● Directions for this task
Beneath this task is a listing; retype all of it exactly.

---------- Materials provided ----------

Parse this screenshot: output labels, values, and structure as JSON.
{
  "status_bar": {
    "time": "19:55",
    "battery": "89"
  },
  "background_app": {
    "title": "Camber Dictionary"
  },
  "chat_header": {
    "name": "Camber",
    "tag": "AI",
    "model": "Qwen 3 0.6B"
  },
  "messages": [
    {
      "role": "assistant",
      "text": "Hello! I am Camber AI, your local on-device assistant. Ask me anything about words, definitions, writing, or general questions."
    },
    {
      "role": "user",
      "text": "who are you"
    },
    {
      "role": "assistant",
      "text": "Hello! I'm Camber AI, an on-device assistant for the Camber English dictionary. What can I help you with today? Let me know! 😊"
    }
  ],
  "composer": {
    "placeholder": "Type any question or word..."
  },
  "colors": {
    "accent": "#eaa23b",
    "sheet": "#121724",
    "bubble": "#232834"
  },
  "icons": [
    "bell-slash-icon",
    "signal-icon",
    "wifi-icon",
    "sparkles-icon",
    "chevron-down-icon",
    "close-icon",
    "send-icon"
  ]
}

----------

● Response to this exercise
Parse this screenshot: output labels, values, and structure as JSON.
{
  "status_bar": {
    "time": "19:55",
    "battery": "89"
  },
  "background_app": {
    "title": "Camber Dictionary"
  },
  "chat_header": {
    "name": "Camber",
    "tag": "AI",
    "model": "Qwen 3 0.6B"
  },
  "messages": [
    {
      "role": "assistant",
      "text": "Hello! I am Camber AI, your local on-device assistant. Ask me anything about words, definitions, writing, or general questions."
    },
    {
      "role": "user",
      "text": "who are you"
    },
    {
      "role": "assistant",
      "text": "Hello! I'm Camber AI, an on-device assistant for the Camber English dictionary. What can I help you with today? Let me know! 😊"
    }
  ],
  "composer": {
    "placeholder": "Type any question or word..."
  },
  "colors": {
    "accent": "#eaa23b",
    "sheet": "#121724",
    "bubble": "#232834"
  },
  "icons": [
    "bell-slash-icon",
    "signal-icon",
    "wifi-icon",
    "sparkles-icon",
    "chevron-down-icon",
    "close-icon",
    "send-icon"
  ]
}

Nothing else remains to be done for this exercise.